**WHAT YOU ARE ASKED TO DO:** Leave out the pictures and copy everything else in the entries exactly.

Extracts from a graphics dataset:
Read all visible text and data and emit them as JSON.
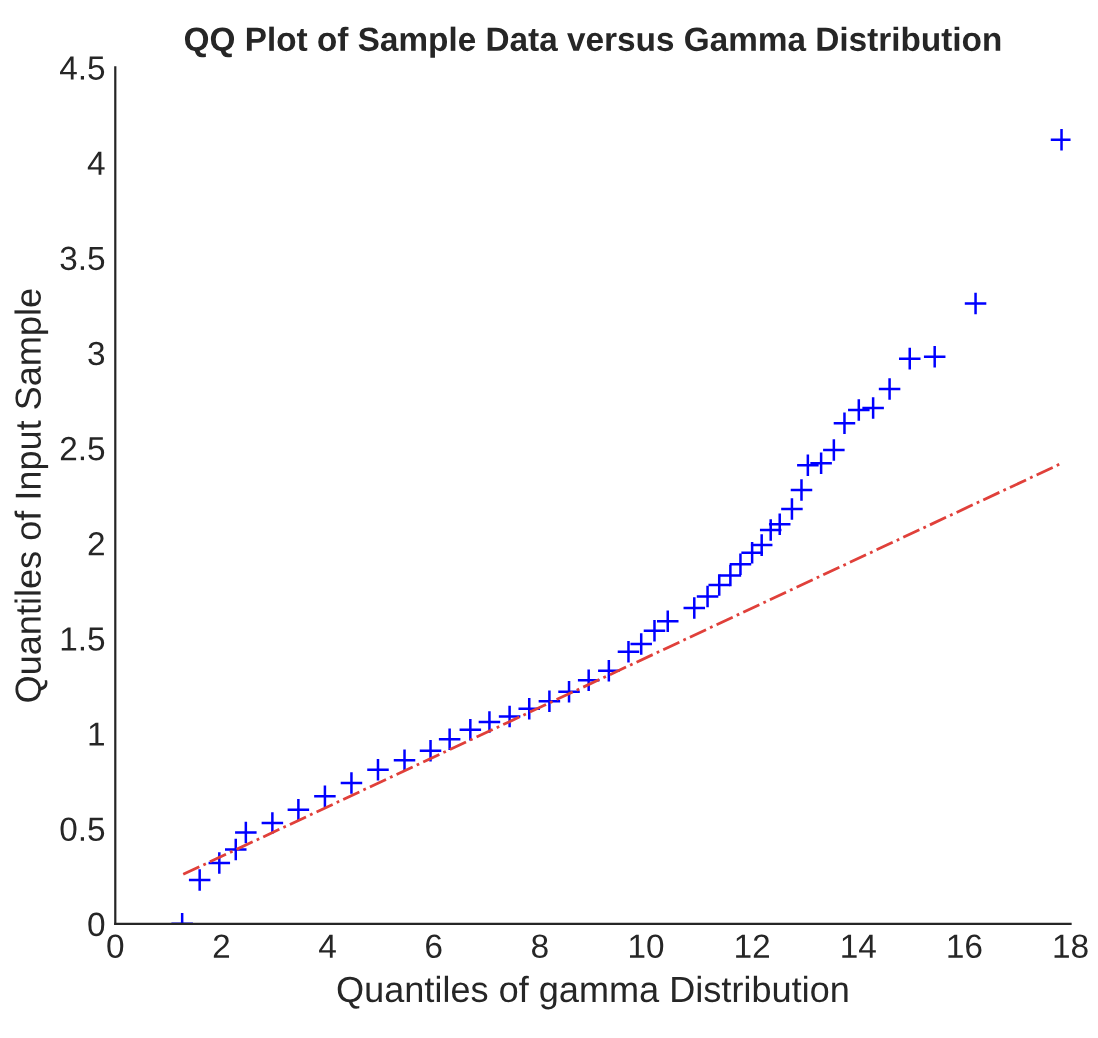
{
  "chart_data": {
    "type": "scatter",
    "title": "QQ Plot of Sample Data versus Gamma Distribution",
    "xlabel": "Quantiles of gamma Distribution",
    "ylabel": "Quantiles of Input Sample",
    "xlim": [
      0,
      18
    ],
    "xticks": [
      0,
      2,
      4,
      6,
      8,
      10,
      12,
      14,
      16,
      18
    ],
    "ylim": [
      0,
      4.5
    ],
    "yticks": [
      0,
      0.5,
      1,
      1.5,
      2,
      2.5,
      3,
      3.5,
      4,
      4.5
    ],
    "grid": false,
    "legend": false,
    "series": [
      {
        "type": "line",
        "color": "#e0403a",
        "line_style": "dashed",
        "marker": "none",
        "x": [
          1.28,
          17.83
        ],
        "values": [
          0.26,
          2.42
        ]
      },
      {
        "color": "#0000ff",
        "marker": "cross",
        "x": [
          1.26,
          1.59,
          1.96,
          2.27,
          2.46,
          2.96,
          3.45,
          3.95,
          4.45,
          4.95,
          5.45,
          5.94,
          6.3,
          6.69,
          7.05,
          7.43,
          7.8,
          8.18,
          8.55,
          8.92,
          9.3,
          9.67,
          9.91,
          10.16,
          10.41,
          10.91,
          11.16,
          11.38,
          11.59,
          11.78,
          12.0,
          12.18,
          12.35,
          12.52,
          12.75,
          12.93,
          13.05,
          13.3,
          13.54,
          13.74,
          14.01,
          14.28,
          14.59,
          14.97,
          15.44,
          16.21,
          17.83
        ],
        "values": [
          0.0,
          0.23,
          0.32,
          0.39,
          0.48,
          0.53,
          0.6,
          0.67,
          0.74,
          0.81,
          0.86,
          0.91,
          0.97,
          1.02,
          1.06,
          1.09,
          1.13,
          1.17,
          1.22,
          1.28,
          1.33,
          1.43,
          1.47,
          1.54,
          1.59,
          1.66,
          1.72,
          1.78,
          1.83,
          1.89,
          1.95,
          1.99,
          2.07,
          2.1,
          2.18,
          2.28,
          2.41,
          2.42,
          2.49,
          2.63,
          2.7,
          2.71,
          2.81,
          2.97,
          2.98,
          3.26,
          4.12
        ]
      }
    ]
  }
}
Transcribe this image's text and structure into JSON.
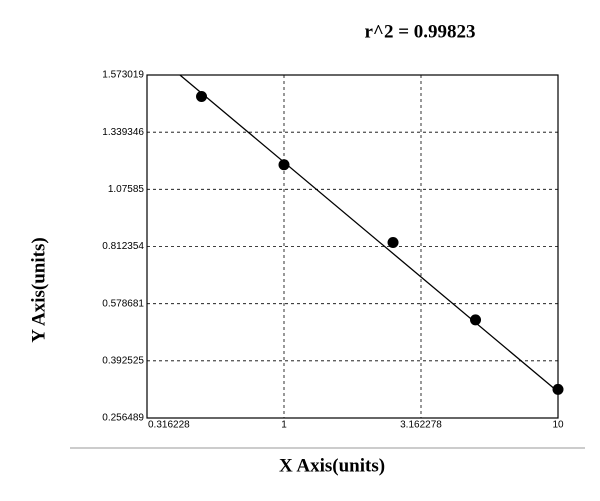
{
  "chart_data": {
    "type": "scatter",
    "annotation": "r^2  =  0.99823",
    "x_label": "X Axis(units)",
    "y_label": "Y Axis(units)",
    "x": [
      0.5,
      1,
      2.5,
      5,
      10
    ],
    "values": [
      1.485,
      1.189,
      0.831,
      0.526,
      0.3245
    ],
    "color": "#000000",
    "fit_line": {
      "x": [
        0.417,
        10
      ],
      "y": [
        1.573019,
        0.319
      ]
    },
    "xlim": [
      0.316228,
      10
    ],
    "xticks": [
      0.316228,
      1,
      3.162278,
      10
    ],
    "xscale": "log",
    "ylim": [
      0.256489,
      1.573019
    ],
    "yticks": [
      0.256489,
      0.392525,
      0.578681,
      0.812354,
      1.07585,
      1.339346,
      1.573019
    ],
    "grid": true
  }
}
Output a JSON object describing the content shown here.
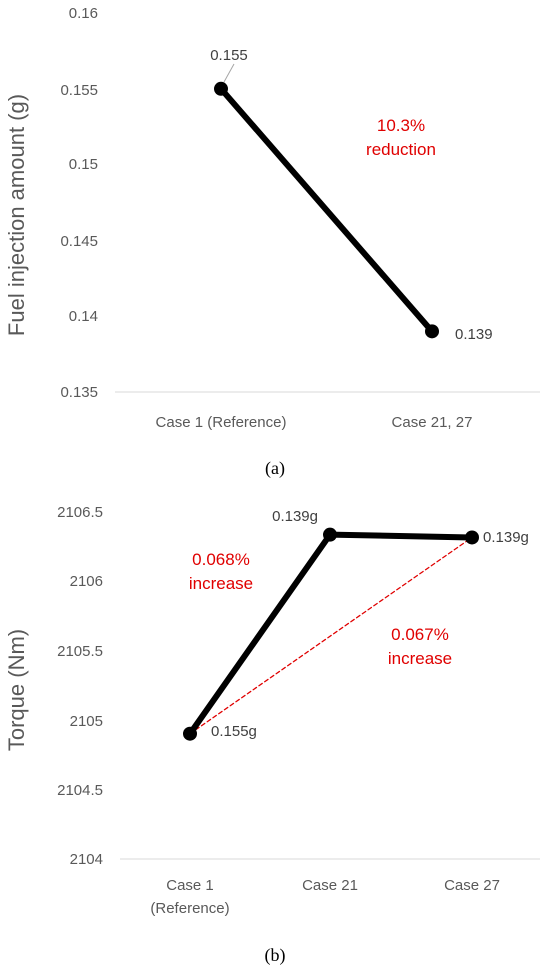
{
  "chart_data": [
    {
      "type": "line",
      "caption": "(a)",
      "ylabel": "Fuel injection amount (g)",
      "xlabel": "",
      "ylim": [
        0.135,
        0.16
      ],
      "yticks": [
        "0.16",
        "0.155",
        "0.15",
        "0.145",
        "0.14",
        "0.135"
      ],
      "categories": [
        [
          "Case 1 (Reference)"
        ],
        [
          "Case 21, 27"
        ]
      ],
      "series": [
        {
          "values": [
            0.155,
            0.139
          ],
          "color": "#000000",
          "style": "solid"
        }
      ],
      "data_labels": [
        "0.155",
        "0.139"
      ],
      "annotation": {
        "lines": [
          "10.3%",
          "reduction"
        ],
        "color": "#e00000"
      },
      "grid": false
    },
    {
      "type": "line",
      "caption": "(b)",
      "ylabel": "Torque (Nm)",
      "xlabel": "",
      "ylim": [
        2104,
        2106.5
      ],
      "yticks": [
        "2106.5",
        "2106",
        "2105.5",
        "2105",
        "2104.5",
        "2104"
      ],
      "categories": [
        [
          "Case 1",
          "(Reference)"
        ],
        [
          "Case 21"
        ],
        [
          "Case 27"
        ]
      ],
      "series": [
        {
          "values": [
            2104.9,
            2106.33,
            2106.31
          ],
          "color": "#000000",
          "style": "solid"
        },
        {
          "values": [
            2104.9,
            null,
            2106.31
          ],
          "color": "#e00000",
          "style": "dashed"
        }
      ],
      "data_labels": [
        "0.155g",
        "0.139g",
        "0.139g"
      ],
      "annotations": [
        {
          "lines": [
            "0.068%",
            "increase"
          ],
          "color": "#e00000"
        },
        {
          "lines": [
            "0.067%",
            "increase"
          ],
          "color": "#e00000"
        }
      ],
      "grid": false
    }
  ]
}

**CORRECT RESPONSE:**
Read all visible text and data and emit them as JSON.
{
  "chart_data": {
    "type": "scatter",
    "title": "QQ Plot of Sample Data versus Gamma Distribution",
    "xlabel": "Quantiles of gamma Distribution",
    "ylabel": "Quantiles of Input Sample",
    "xlim": [
      0,
      18
    ],
    "xticks": [
      0,
      2,
      4,
      6,
      8,
      10,
      12,
      14,
      16,
      18
    ],
    "ylim": [
      0,
      4.5
    ],
    "yticks": [
      0,
      0.5,
      1,
      1.5,
      2,
      2.5,
      3,
      3.5,
      4,
      4.5
    ],
    "grid": false,
    "legend": false,
    "series": [
      {
        "type": "line",
        "color": "#e0403a",
        "line_style": "dashed",
        "marker": "none",
        "x": [
          1.28,
          17.83
        ],
        "values": [
          0.26,
          2.42
        ]
      },
      {
        "color": "#0000ff",
        "marker": "cross",
        "x": [
          1.26,
          1.59,
          1.96,
          2.27,
          2.46,
          2.96,
          3.45,
          3.95,
          4.45,
          4.95,
          5.45,
          5.94,
          6.3,
          6.69,
          7.05,
          7.43,
          7.8,
          8.18,
          8.55,
          8.92,
          9.3,
          9.67,
          9.91,
          10.16,
          10.41,
          10.91,
          11.16,
          11.38,
          11.59,
          11.78,
          12.0,
          12.18,
          12.35,
          12.52,
          12.75,
          12.93,
          13.05,
          13.3,
          13.54,
          13.74,
          14.01,
          14.28,
          14.59,
          14.97,
          15.44,
          16.21,
          17.83
        ],
        "values": [
          0.0,
          0.23,
          0.32,
          0.39,
          0.48,
          0.53,
          0.6,
          0.67,
          0.74,
          0.81,
          0.86,
          0.91,
          0.97,
          1.02,
          1.06,
          1.09,
          1.13,
          1.17,
          1.22,
          1.28,
          1.33,
          1.43,
          1.47,
          1.54,
          1.59,
          1.66,
          1.72,
          1.78,
          1.83,
          1.89,
          1.95,
          1.99,
          2.07,
          2.1,
          2.18,
          2.28,
          2.41,
          2.42,
          2.49,
          2.63,
          2.7,
          2.71,
          2.81,
          2.97,
          2.98,
          3.26,
          4.12
        ]
      }
    ]
  }
}
Transcribe this image's text and structure into JSON.
{
  "chart_data": {
    "type": "scatter",
    "annotation": "r^2  =  0.99823",
    "x_label": "X Axis(units)",
    "y_label": "Y Axis(units)",
    "x": [
      0.5,
      1,
      2.5,
      5,
      10
    ],
    "values": [
      1.485,
      1.189,
      0.831,
      0.526,
      0.3245
    ],
    "color": "#000000",
    "fit_line": {
      "x": [
        0.417,
        10
      ],
      "y": [
        1.573019,
        0.319
      ]
    },
    "xlim": [
      0.316228,
      10
    ],
    "xticks": [
      0.316228,
      1,
      3.162278,
      10
    ],
    "xscale": "log",
    "ylim": [
      0.256489,
      1.573019
    ],
    "yticks": [
      0.256489,
      0.392525,
      0.578681,
      0.812354,
      1.07585,
      1.339346,
      1.573019
    ],
    "grid": true
  }
}
Output a JSON object describing the content shown here.
{
  "chart_data": [
    {
      "type": "line",
      "caption": "(a)",
      "ylabel": "Fuel injection amount (g)",
      "xlabel": "",
      "ylim": [
        0.135,
        0.16
      ],
      "yticks": [
        "0.16",
        "0.155",
        "0.15",
        "0.145",
        "0.14",
        "0.135"
      ],
      "categories": [
        [
          "Case 1 (Reference)"
        ],
        [
          "Case 21, 27"
        ]
      ],
      "series": [
        {
          "values": [
            0.155,
            0.139
          ],
          "color": "#000000",
          "style": "solid"
        }
      ],
      "data_labels": [
        "0.155",
        "0.139"
      ],
      "annotation": {
        "lines": [
          "10.3%",
          "reduction"
        ],
        "color": "#e00000"
      },
      "grid": false
    },
    {
      "type": "line",
      "caption": "(b)",
      "ylabel": "Torque (Nm)",
      "xlabel": "",
      "ylim": [
        2104,
        2106.5
      ],
      "yticks": [
        "2106.5",
        "2106",
        "2105.5",
        "2105",
        "2104.5",
        "2104"
      ],
      "categories": [
        [
          "Case 1",
          "(Reference)"
        ],
        [
          "Case 21"
        ],
        [
          "Case 27"
        ]
      ],
      "series": [
        {
          "values": [
            2104.9,
            2106.33,
            2106.31
          ],
          "color": "#000000",
          "style": "solid"
        },
        {
          "values": [
            2104.9,
            null,
            2106.31
          ],
          "color": "#e00000",
          "style": "dashed"
        }
      ],
      "data_labels": [
        "0.155g",
        "0.139g",
        "0.139g"
      ],
      "annotations": [
        {
          "lines": [
            "0.068%",
            "increase"
          ],
          "color": "#e00000"
        },
        {
          "lines": [
            "0.067%",
            "increase"
          ],
          "color": "#e00000"
        }
      ],
      "grid": false
    }
  ]
}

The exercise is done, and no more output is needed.